#### CHALLENGE:
The records that follow should be retyped word for word.

Excerpt from a dataset:
************

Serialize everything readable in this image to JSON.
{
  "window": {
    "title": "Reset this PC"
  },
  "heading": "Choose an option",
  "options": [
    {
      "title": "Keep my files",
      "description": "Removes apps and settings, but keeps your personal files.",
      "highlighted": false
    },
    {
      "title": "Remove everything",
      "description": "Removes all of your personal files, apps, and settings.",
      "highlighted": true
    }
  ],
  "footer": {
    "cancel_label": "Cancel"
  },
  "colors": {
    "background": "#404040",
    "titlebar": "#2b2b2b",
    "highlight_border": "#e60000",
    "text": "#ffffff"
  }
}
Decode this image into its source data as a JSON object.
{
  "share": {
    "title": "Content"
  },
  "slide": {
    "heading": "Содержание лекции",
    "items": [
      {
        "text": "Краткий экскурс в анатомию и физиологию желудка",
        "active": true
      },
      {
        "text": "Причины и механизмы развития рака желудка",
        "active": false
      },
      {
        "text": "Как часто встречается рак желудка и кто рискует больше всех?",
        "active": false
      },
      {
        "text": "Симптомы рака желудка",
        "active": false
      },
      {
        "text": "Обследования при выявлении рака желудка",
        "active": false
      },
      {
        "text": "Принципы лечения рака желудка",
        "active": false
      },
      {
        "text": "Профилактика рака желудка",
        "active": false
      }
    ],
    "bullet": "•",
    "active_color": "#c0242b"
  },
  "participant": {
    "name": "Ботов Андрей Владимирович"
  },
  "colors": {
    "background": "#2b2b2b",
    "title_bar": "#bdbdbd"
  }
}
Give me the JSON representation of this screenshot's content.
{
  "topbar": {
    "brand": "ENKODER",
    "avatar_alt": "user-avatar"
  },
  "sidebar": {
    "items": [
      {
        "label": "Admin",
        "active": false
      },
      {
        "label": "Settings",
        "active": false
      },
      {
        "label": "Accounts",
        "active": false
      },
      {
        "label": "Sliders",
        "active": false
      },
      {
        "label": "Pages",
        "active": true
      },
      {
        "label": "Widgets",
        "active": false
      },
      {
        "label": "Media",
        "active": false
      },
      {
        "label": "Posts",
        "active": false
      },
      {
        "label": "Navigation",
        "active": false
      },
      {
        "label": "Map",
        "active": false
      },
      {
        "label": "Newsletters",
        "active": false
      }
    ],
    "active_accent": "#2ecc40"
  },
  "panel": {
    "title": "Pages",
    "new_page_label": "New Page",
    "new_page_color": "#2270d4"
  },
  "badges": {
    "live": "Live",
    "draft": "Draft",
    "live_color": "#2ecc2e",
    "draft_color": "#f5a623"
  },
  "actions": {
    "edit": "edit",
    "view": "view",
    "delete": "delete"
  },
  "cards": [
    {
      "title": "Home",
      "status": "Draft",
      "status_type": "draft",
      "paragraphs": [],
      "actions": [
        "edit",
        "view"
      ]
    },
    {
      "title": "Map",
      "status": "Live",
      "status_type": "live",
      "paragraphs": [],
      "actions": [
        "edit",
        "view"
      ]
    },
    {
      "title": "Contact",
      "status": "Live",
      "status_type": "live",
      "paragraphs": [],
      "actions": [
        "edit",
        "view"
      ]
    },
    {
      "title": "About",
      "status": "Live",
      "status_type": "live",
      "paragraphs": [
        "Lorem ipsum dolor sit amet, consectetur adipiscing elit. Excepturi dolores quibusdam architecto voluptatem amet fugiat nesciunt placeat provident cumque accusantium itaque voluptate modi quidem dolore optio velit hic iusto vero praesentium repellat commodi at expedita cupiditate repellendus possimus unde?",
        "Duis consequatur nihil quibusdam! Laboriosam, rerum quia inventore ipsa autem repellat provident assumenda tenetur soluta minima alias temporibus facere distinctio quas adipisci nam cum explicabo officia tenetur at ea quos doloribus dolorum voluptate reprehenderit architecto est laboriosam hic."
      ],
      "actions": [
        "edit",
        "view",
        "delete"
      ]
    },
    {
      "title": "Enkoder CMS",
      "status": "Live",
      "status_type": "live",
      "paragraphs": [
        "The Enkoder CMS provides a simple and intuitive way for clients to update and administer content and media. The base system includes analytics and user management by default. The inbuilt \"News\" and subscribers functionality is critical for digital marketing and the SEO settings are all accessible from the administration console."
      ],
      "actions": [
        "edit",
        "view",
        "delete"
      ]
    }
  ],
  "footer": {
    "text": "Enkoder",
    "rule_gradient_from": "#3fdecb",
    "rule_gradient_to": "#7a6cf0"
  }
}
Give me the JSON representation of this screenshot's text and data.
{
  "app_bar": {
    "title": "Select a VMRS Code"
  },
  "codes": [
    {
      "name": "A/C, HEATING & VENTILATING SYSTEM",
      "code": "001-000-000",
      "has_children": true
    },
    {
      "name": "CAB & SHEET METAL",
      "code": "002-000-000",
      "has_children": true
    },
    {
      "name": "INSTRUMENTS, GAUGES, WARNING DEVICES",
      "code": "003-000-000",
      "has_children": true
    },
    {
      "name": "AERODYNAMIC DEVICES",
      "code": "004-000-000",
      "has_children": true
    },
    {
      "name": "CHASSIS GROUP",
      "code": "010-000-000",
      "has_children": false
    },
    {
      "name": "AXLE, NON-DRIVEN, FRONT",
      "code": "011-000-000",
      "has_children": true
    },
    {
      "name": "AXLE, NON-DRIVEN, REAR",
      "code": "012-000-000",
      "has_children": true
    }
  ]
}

************

#### EXERCISE RESPONSE:
Serialize everything readable in this image to JSON.
{
  "window": {
    "title": "Reset this PC"
  },
  "heading": "Choose an option",
  "options": [
    {
      "title": "Keep my files",
      "description": "Removes apps and settings, but keeps your personal files.",
      "highlighted": false
    },
    {
      "title": "Remove everything",
      "description": "Removes all of your personal files, apps, and settings.",
      "highlighted": true
    }
  ],
  "footer": {
    "cancel_label": "Cancel"
  },
  "colors": {
    "background": "#404040",
    "titlebar": "#2b2b2b",
    "highlight_border": "#e60000",
    "text": "#ffffff"
  }
}
Decode this image into its source data as a JSON object.
{
  "share": {
    "title": "Content"
  },
  "slide": {
    "heading": "Содержание лекции",
    "items": [
      {
        "text": "Краткий экскурс в анатомию и физиологию желудка",
        "active": true
      },
      {
        "text": "Причины и механизмы развития рака желудка",
        "active": false
      },
      {
        "text": "Как часто встречается рак желудка и кто рискует больше всех?",
        "active": false
      },
      {
        "text": "Симптомы рака желудка",
        "active": false
      },
      {
        "text": "Обследования при выявлении рака желудка",
        "active": false
      },
      {
        "text": "Принципы лечения рака желудка",
        "active": false
      },
      {
        "text": "Профилактика рака желудка",
        "active": false
      }
    ],
    "bullet": "•",
    "active_color": "#c0242b"
  },
  "participant": {
    "name": "Ботов Андрей Владимирович"
  },
  "colors": {
    "background": "#2b2b2b",
    "title_bar": "#bdbdbd"
  }
}
Give me the JSON representation of this screenshot's content.
{
  "topbar": {
    "brand": "ENKODER",
    "avatar_alt": "user-avatar"
  },
  "sidebar": {
    "items": [
      {
        "label": "Admin",
        "active": false
      },
      {
        "label": "Settings",
        "active": false
      },
      {
        "label": "Accounts",
        "active": false
      },
      {
        "label": "Sliders",
        "active": false
      },
      {
        "label": "Pages",
        "active": true
      },
      {
        "label": "Widgets",
        "active": false
      },
      {
        "label": "Media",
        "active": false
      },
      {
        "label": "Posts",
        "active": false
      },
      {
        "label": "Navigation",
        "active": false
      },
      {
        "label": "Map",
        "active": false
      },
      {
        "label": "Newsletters",
        "active": false
      }
    ],
    "active_accent": "#2ecc40"
  },
  "panel": {
    "title": "Pages",
    "new_page_label": "New Page",
    "new_page_color": "#2270d4"
  },
  "badges": {
    "live": "Live",
    "draft": "Draft",
    "live_color": "#2ecc2e",
    "draft_color": "#f5a623"
  },
  "actions": {
    "edit": "edit",
    "view": "view",
    "delete": "delete"
  },
  "cards": [
    {
      "title": "Home",
      "status": "Draft",
      "status_type": "draft",
      "paragraphs": [],
      "actions": [
        "edit",
        "view"
      ]
    },
    {
      "title": "Map",
      "status": "Live",
      "status_type": "live",
      "paragraphs": [],
      "actions": [
        "edit",
        "view"
      ]
    },
    {
      "title": "Contact",
      "status": "Live",
      "status_type": "live",
      "paragraphs": [],
      "actions": [
        "edit",
        "view"
      ]
    },
    {
      "title": "About",
      "status": "Live",
      "status_type": "live",
      "paragraphs": [
        "Lorem ipsum dolor sit amet, consectetur adipiscing elit. Excepturi dolores quibusdam architecto voluptatem amet fugiat nesciunt placeat provident cumque accusantium itaque voluptate modi quidem dolore optio velit hic iusto vero praesentium repellat commodi at expedita cupiditate repellendus possimus unde?",
        "Duis consequatur nihil quibusdam! Laboriosam, rerum quia inventore ipsa autem repellat provident assumenda tenetur soluta minima alias temporibus facere distinctio quas adipisci nam cum explicabo officia tenetur at ea quos doloribus dolorum voluptate reprehenderit architecto est laboriosam hic."
      ],
      "actions": [
        "edit",
        "view",
        "delete"
      ]
    },
    {
      "title": "Enkoder CMS",
      "status": "Live",
      "status_type": "live",
      "paragraphs": [
        "The Enkoder CMS provides a simple and intuitive way for clients to update and administer content and media. The base system includes analytics and user management by default. The inbuilt \"News\" and subscribers functionality is critical for digital marketing and the SEO settings are all accessible from the administration console."
      ],
      "actions": [
        "edit",
        "view",
        "delete"
      ]
    }
  ],
  "footer": {
    "text": "Enkoder",
    "rule_gradient_from": "#3fdecb",
    "rule_gradient_to": "#7a6cf0"
  }
}
Give me the JSON representation of this screenshot's text and data.
{
  "app_bar": {
    "title": "Select a VMRS Code"
  },
  "codes": [
    {
      "name": "A/C, HEATING & VENTILATING SYSTEM",
      "code": "001-000-000",
      "has_children": true
    },
    {
      "name": "CAB & SHEET METAL",
      "code": "002-000-000",
      "has_children": true
    },
    {
      "name": "INSTRUMENTS, GAUGES, WARNING DEVICES",
      "code": "003-000-000",
      "has_children": true
    },
    {
      "name": "AERODYNAMIC DEVICES",
      "code": "004-000-000",
      "has_children": true
    },
    {
      "name": "CHASSIS GROUP",
      "code": "010-000-000",
      "has_children": false
    },
    {
      "name": "AXLE, NON-DRIVEN, FRONT",
      "code": "011-000-000",
      "has_children": true
    },
    {
      "name": "AXLE, NON-DRIVEN, REAR",
      "code": "012-000-000",
      "has_children": true
    }
  ]
}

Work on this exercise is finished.